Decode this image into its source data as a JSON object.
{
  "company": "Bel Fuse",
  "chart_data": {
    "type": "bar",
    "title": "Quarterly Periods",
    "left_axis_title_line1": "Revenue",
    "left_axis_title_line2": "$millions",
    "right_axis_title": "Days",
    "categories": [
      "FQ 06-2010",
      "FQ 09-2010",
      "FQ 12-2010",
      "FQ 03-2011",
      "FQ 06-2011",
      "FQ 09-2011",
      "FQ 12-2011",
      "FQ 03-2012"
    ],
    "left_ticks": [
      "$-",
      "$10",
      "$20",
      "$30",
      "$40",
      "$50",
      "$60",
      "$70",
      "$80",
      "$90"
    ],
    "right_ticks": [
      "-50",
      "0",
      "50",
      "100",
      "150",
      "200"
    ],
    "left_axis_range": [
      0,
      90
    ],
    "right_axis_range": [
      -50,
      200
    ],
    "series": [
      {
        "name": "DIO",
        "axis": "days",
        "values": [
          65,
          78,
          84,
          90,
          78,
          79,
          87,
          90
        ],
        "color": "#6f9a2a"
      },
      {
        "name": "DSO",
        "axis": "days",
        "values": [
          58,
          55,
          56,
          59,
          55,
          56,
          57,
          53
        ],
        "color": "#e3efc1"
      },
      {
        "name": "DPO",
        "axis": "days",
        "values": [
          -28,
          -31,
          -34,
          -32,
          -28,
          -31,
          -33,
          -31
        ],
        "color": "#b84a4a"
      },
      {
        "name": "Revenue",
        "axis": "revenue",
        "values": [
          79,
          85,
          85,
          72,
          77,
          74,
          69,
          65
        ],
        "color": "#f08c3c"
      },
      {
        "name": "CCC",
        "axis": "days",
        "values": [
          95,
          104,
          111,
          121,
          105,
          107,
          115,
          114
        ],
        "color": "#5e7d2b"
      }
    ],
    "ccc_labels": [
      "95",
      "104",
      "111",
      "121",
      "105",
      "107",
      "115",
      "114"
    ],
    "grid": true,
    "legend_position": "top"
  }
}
--
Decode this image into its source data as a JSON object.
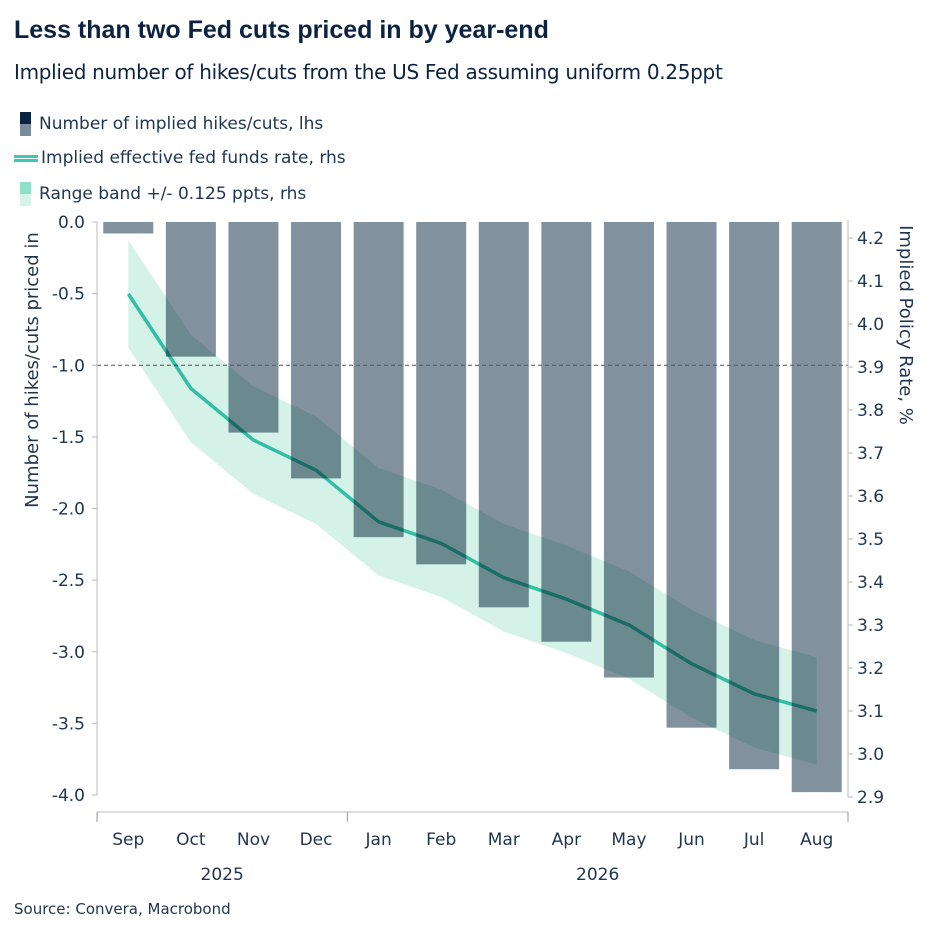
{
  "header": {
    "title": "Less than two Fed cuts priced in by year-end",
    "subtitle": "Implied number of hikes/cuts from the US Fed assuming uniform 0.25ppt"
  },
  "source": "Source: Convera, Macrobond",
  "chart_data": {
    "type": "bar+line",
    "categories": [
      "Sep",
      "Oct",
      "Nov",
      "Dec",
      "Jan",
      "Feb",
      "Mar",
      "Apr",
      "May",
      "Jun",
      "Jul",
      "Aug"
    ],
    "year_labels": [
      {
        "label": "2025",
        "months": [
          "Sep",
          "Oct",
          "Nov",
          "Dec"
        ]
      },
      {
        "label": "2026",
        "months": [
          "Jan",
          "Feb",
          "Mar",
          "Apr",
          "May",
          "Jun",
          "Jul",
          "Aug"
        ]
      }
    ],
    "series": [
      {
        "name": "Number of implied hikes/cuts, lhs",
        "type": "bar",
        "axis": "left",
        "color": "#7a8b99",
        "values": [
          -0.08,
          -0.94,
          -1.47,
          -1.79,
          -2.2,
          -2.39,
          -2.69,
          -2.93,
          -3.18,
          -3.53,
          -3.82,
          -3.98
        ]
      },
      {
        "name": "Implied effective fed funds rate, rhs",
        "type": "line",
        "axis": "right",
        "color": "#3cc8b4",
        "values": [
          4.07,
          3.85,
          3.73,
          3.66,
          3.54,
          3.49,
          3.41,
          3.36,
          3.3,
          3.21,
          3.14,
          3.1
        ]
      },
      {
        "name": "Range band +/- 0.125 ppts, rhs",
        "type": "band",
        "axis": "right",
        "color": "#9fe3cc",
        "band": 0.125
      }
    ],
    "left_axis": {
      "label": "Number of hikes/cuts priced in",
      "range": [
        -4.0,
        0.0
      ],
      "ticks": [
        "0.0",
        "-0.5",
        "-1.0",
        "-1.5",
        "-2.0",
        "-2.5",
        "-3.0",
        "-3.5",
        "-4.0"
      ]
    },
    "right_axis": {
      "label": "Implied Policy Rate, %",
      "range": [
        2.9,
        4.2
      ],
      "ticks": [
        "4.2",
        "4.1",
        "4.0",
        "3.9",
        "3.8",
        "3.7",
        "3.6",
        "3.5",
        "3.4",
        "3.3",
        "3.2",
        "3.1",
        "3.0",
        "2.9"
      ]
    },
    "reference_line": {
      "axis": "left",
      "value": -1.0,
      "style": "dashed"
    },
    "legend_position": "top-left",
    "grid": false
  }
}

THE REQUEST
State the count of lines that contain the string "priced". Nothing else is needed.

TASK RESPONSE
2